** START OF Stored rows **

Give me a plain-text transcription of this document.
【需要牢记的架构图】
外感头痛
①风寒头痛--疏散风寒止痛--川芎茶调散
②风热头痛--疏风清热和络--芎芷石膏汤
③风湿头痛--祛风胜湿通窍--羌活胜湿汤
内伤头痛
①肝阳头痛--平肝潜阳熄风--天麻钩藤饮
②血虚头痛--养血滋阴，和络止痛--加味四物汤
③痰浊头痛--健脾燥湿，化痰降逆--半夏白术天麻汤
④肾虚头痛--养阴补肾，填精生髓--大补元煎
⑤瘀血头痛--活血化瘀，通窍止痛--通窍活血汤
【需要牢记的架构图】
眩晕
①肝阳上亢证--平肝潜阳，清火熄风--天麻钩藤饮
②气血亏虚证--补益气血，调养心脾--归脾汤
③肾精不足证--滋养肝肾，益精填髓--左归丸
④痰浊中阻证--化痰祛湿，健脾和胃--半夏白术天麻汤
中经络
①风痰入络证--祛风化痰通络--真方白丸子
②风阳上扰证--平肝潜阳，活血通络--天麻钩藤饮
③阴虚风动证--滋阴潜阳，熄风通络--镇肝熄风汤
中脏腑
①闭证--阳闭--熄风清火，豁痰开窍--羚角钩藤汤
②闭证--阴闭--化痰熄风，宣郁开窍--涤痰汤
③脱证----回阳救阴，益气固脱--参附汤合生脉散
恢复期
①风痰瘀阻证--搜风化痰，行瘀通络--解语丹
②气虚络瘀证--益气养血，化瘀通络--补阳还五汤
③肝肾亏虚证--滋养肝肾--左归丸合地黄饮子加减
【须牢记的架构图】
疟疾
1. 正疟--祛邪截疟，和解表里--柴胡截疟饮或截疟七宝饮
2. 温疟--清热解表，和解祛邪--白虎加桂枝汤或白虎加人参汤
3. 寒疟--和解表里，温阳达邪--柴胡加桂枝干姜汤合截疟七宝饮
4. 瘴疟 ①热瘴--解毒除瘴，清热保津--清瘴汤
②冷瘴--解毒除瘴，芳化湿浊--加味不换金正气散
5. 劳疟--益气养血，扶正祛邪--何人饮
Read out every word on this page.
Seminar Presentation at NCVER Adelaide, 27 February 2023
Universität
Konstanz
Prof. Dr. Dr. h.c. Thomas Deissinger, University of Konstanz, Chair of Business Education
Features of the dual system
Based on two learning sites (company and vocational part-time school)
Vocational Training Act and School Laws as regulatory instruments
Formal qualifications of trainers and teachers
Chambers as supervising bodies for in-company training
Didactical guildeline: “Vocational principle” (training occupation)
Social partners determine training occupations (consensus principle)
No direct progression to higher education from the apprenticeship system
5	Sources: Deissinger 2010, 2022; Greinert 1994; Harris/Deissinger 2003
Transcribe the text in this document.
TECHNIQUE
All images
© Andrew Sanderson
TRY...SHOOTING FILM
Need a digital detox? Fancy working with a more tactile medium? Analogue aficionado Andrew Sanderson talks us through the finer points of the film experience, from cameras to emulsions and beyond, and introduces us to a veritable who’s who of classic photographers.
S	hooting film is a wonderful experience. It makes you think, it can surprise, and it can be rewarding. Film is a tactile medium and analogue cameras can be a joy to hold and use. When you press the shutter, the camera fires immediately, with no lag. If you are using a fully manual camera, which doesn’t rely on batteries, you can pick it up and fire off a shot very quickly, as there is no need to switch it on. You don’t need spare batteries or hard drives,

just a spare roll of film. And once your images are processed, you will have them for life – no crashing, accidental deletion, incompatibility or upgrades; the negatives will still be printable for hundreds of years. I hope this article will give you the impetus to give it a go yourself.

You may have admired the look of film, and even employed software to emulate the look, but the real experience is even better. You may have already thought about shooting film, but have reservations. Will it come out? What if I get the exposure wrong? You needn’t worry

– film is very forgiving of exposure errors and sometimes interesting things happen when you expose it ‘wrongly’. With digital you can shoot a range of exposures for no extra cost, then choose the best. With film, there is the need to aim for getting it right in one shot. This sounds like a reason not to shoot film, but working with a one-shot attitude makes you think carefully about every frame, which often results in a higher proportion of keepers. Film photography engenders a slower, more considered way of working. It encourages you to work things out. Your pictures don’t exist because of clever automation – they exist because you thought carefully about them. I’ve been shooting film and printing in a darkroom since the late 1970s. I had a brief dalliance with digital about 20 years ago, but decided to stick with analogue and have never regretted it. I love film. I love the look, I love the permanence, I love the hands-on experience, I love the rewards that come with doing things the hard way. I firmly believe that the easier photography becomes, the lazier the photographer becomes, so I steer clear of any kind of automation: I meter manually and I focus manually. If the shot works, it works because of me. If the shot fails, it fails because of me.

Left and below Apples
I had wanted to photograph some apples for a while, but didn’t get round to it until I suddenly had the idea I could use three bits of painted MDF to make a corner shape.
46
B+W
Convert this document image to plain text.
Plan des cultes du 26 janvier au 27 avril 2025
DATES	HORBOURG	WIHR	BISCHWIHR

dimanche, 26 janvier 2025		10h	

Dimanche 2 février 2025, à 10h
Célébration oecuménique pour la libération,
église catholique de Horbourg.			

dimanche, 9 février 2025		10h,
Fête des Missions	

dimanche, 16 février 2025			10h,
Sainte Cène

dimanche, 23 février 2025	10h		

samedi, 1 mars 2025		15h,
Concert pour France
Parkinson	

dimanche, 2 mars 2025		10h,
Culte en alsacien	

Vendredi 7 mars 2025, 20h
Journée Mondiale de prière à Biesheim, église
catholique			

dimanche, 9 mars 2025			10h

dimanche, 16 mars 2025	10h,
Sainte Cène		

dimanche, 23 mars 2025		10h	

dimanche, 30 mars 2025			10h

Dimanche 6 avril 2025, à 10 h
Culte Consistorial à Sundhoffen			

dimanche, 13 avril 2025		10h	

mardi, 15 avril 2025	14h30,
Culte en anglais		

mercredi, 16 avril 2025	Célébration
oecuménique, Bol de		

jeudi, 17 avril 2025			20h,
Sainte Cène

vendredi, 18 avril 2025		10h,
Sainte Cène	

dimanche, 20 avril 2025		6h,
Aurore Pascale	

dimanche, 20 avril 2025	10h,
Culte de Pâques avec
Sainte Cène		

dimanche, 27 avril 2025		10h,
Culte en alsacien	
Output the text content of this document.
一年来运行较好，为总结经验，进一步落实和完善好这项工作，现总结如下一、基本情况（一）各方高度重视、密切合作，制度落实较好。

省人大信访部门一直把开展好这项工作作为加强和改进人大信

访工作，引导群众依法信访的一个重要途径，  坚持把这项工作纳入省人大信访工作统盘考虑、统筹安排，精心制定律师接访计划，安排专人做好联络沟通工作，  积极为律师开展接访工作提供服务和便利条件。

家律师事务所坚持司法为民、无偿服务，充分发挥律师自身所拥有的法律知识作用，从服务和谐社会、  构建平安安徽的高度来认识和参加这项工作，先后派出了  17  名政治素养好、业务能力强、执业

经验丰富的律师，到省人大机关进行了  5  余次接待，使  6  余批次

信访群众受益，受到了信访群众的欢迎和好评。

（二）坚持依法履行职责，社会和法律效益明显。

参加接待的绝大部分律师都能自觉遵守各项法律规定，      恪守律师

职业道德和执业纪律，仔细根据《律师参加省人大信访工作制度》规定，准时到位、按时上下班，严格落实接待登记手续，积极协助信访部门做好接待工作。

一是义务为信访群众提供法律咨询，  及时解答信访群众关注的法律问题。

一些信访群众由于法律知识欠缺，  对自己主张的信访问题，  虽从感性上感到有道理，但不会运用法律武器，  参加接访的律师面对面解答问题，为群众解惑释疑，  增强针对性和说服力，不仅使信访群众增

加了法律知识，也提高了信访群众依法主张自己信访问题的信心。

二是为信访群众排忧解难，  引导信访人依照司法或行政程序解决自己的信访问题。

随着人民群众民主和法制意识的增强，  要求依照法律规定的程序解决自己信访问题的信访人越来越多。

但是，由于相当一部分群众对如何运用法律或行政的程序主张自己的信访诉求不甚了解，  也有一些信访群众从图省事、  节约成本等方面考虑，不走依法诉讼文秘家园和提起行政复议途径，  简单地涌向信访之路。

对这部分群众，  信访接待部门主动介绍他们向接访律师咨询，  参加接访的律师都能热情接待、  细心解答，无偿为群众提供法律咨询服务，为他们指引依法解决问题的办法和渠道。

** END OF Stored rows **

> _What you have to do_: Each line above that holds the string "半夏白术天麻汤" should be copied and shown.

> _Solution to this exercise_:
③痰浊头痛--健脾燥湿，化痰降逆--半夏白术天麻汤
④痰浊中阻证--化痰祛湿，健脾和胃--半夏白术天麻汤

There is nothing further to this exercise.